··· Exercise material

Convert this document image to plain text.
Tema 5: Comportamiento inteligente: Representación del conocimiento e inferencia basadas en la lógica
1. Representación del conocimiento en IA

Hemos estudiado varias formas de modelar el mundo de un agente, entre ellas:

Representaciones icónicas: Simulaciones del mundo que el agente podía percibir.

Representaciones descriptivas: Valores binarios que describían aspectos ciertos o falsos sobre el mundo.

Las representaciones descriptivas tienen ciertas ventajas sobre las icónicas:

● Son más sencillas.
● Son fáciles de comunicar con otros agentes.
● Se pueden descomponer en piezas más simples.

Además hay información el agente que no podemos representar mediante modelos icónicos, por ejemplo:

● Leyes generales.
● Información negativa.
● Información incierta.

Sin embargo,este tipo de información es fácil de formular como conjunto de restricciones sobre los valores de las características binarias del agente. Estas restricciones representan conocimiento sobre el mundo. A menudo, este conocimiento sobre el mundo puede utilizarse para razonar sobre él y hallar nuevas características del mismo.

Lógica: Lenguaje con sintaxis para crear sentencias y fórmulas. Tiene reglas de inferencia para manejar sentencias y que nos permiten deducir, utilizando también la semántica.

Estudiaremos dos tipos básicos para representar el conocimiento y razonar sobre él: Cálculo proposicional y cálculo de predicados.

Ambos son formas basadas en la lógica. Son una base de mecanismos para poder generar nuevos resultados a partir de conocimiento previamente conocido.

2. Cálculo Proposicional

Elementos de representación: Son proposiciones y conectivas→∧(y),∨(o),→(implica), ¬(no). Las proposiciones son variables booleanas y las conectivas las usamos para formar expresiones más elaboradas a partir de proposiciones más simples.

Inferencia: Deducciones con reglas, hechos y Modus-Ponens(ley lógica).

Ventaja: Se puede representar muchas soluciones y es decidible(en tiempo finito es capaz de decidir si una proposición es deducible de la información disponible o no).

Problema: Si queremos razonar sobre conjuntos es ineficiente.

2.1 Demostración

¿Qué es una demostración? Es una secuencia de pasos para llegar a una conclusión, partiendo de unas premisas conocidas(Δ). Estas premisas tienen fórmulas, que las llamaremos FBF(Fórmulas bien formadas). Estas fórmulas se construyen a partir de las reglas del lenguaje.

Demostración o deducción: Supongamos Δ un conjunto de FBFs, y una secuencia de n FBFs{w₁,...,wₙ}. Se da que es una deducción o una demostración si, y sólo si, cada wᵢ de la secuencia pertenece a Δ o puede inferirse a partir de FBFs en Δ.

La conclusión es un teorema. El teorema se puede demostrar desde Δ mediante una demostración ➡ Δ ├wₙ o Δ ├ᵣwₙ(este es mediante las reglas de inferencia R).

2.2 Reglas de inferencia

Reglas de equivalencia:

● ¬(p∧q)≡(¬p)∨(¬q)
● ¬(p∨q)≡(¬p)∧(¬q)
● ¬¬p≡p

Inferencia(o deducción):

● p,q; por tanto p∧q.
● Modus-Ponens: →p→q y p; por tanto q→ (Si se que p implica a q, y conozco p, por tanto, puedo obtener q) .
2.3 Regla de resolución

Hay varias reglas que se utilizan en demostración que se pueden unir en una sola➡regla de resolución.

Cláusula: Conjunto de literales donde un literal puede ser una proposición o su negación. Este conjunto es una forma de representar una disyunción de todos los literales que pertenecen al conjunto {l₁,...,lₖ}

······

◆ What is asked
Check each line above for the word "Ponens" and say how many have it, with nothing else.

◆ The response
2